What to do: Within this material, how many lines have the string "title" in them? The answer is a number, with nothing added.
*** Data section ***
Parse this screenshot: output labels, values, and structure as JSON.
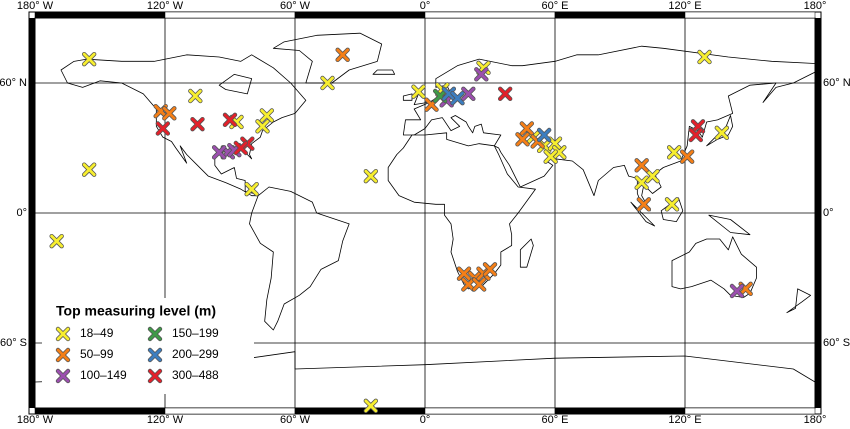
{
  "map": {
    "lon_ticks": [
      {
        "value": -180,
        "label": "180° W"
      },
      {
        "value": -120,
        "label": "120° W"
      },
      {
        "value": -60,
        "label": "60° W"
      },
      {
        "value": 0,
        "label": "0°"
      },
      {
        "value": 60,
        "label": "60° E"
      },
      {
        "value": 120,
        "label": "120° E"
      },
      {
        "value": 180,
        "label": "180°"
      }
    ],
    "lat_ticks": [
      {
        "value": 60,
        "label": "60° N"
      },
      {
        "value": 0,
        "label": "0°"
      },
      {
        "value": -60,
        "label": "60° S"
      }
    ]
  },
  "legend": {
    "title": "Top measuring level (m)",
    "classes": [
      {
        "label": "18–49",
        "color": "#f7ee2f",
        "sites": [
          [
            -155,
            71
          ],
          [
            -155,
            20
          ],
          [
            -170,
            -13
          ],
          [
            -106,
            54
          ],
          [
            -87,
            42
          ],
          [
            -75,
            40
          ],
          [
            -80,
            11
          ],
          [
            -45,
            60
          ],
          [
            -25,
            17
          ],
          [
            -25,
            -89
          ],
          [
            129,
            72
          ],
          [
            -3,
            56
          ],
          [
            8,
            57
          ],
          [
            27,
            67
          ],
          [
            55,
            31
          ],
          [
            60,
            32
          ],
          [
            50,
            35
          ],
          [
            62,
            28
          ],
          [
            58,
            26
          ],
          [
            100,
            14
          ],
          [
            105,
            17
          ],
          [
            115,
            28
          ],
          [
            114,
            4
          ],
          [
            137,
            37
          ],
          [
            -73,
            45
          ]
        ]
      },
      {
        "label": "50–99",
        "color": "#f57f17",
        "sites": [
          [
            -38,
            73
          ],
          [
            -122,
            47
          ],
          [
            -118,
            46
          ],
          [
            47,
            39
          ],
          [
            45,
            34
          ],
          [
            52,
            33
          ],
          [
            18,
            -28
          ],
          [
            23,
            -30
          ],
          [
            27,
            -28
          ],
          [
            30,
            -26
          ],
          [
            20,
            -33
          ],
          [
            25,
            -33
          ],
          [
            100,
            22
          ],
          [
            121,
            26
          ],
          [
            101,
            4
          ],
          [
            148,
            -35
          ],
          [
            3,
            50
          ]
        ]
      },
      {
        "label": "100–149",
        "color": "#9b4fae",
        "sites": [
          [
            -91,
            28
          ],
          [
            -95,
            28
          ],
          [
            -88,
            29
          ],
          [
            10,
            52
          ],
          [
            20,
            55
          ],
          [
            26,
            64
          ],
          [
            144,
            -36
          ]
        ]
      },
      {
        "label": "150–199",
        "color": "#3f9a48",
        "sites": [
          [
            7,
            54
          ]
        ]
      },
      {
        "label": "200–299",
        "color": "#3d7ec0",
        "sites": [
          [
            11,
            55
          ],
          [
            15,
            53
          ],
          [
            55,
            36
          ]
        ]
      },
      {
        "label": "300–488",
        "color": "#e3202a",
        "sites": [
          [
            -121,
            39
          ],
          [
            -105,
            41
          ],
          [
            -90,
            43
          ],
          [
            -82,
            32
          ],
          [
            -85,
            30
          ],
          [
            37,
            55
          ],
          [
            126,
            40
          ],
          [
            125,
            36
          ]
        ]
      }
    ]
  }
}
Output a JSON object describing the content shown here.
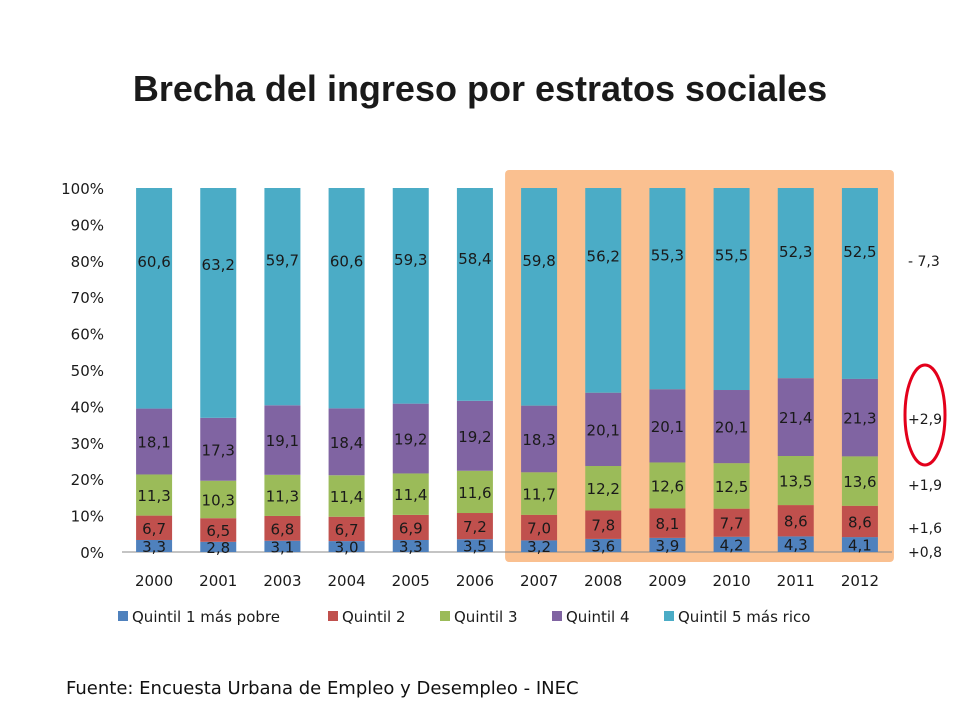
{
  "title": "Brecha del ingreso por estratos sociales",
  "source": "Fuente: Encuesta Urbana de Empleo y Desempleo - INEC",
  "chart_data": {
    "type": "bar",
    "stacked": true,
    "percent_stacked": true,
    "categories": [
      "2000",
      "2001",
      "2003",
      "2004",
      "2005",
      "2006",
      "2007",
      "2008",
      "2009",
      "2010",
      "2011",
      "2012"
    ],
    "series": [
      {
        "name": "Quintil 1 más pobre",
        "color": "#4F81BD",
        "values": [
          3.3,
          2.8,
          3.1,
          3.0,
          3.3,
          3.5,
          3.2,
          3.6,
          3.9,
          4.2,
          4.3,
          4.1
        ],
        "labels": [
          "3,3",
          "2,8",
          "3,1",
          "3,0",
          "3,3",
          "3,5",
          "3,2",
          "3,6",
          "3,9",
          "4,2",
          "4,3",
          "4,1"
        ]
      },
      {
        "name": "Quintil 2",
        "color": "#C0504D",
        "values": [
          6.7,
          6.5,
          6.8,
          6.7,
          6.9,
          7.2,
          7.0,
          7.8,
          8.1,
          7.7,
          8.6,
          8.6
        ],
        "labels": [
          "6,7",
          "6,5",
          "6,8",
          "6,7",
          "6,9",
          "7,2",
          "7,0",
          "7,8",
          "8,1",
          "7,7",
          "8,6",
          "8,6"
        ]
      },
      {
        "name": "Quintil 3",
        "color": "#9BBB59",
        "values": [
          11.3,
          10.3,
          11.3,
          11.4,
          11.4,
          11.6,
          11.7,
          12.2,
          12.6,
          12.5,
          13.5,
          13.6
        ],
        "labels": [
          "11,3",
          "10,3",
          "11,3",
          "11,4",
          "11,4",
          "11,6",
          "11,7",
          "12,2",
          "12,6",
          "12,5",
          "13,5",
          "13,6"
        ]
      },
      {
        "name": "Quintil 4",
        "color": "#8064A2",
        "values": [
          18.1,
          17.3,
          19.1,
          18.4,
          19.2,
          19.2,
          18.3,
          20.1,
          20.1,
          20.1,
          21.4,
          21.3
        ],
        "labels": [
          "18,1",
          "17,3",
          "19,1",
          "18,4",
          "19,2",
          "19,2",
          "18,3",
          "20,1",
          "20,1",
          "20,1",
          "21,4",
          "21,3"
        ]
      },
      {
        "name": "Quintil 5 más rico",
        "color": "#4BACC6",
        "values": [
          60.6,
          63.2,
          59.7,
          60.6,
          59.3,
          58.4,
          59.8,
          56.2,
          55.3,
          55.5,
          52.3,
          52.5
        ],
        "labels": [
          "60,6",
          "63,2",
          "59,7",
          "60,6",
          "59,3",
          "58,4",
          "59,8",
          "56,2",
          "55,3",
          "55,5",
          "52,3",
          "52,5"
        ]
      }
    ],
    "y_ticks": [
      "0%",
      "10%",
      "20%",
      "30%",
      "40%",
      "50%",
      "60%",
      "70%",
      "80%",
      "90%",
      "100%"
    ],
    "ylim": [
      0,
      100
    ],
    "grid": false,
    "legend_position": "bottom",
    "highlight": {
      "from_category": "2007",
      "to_category": "2012",
      "color": "#FAC090"
    },
    "annotations": [
      "- 7,3",
      "+2,9",
      "+1,9",
      "+1,6",
      "+0,8"
    ],
    "circle_color": "#E3001B"
  }
}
***
Response to this exercise: 2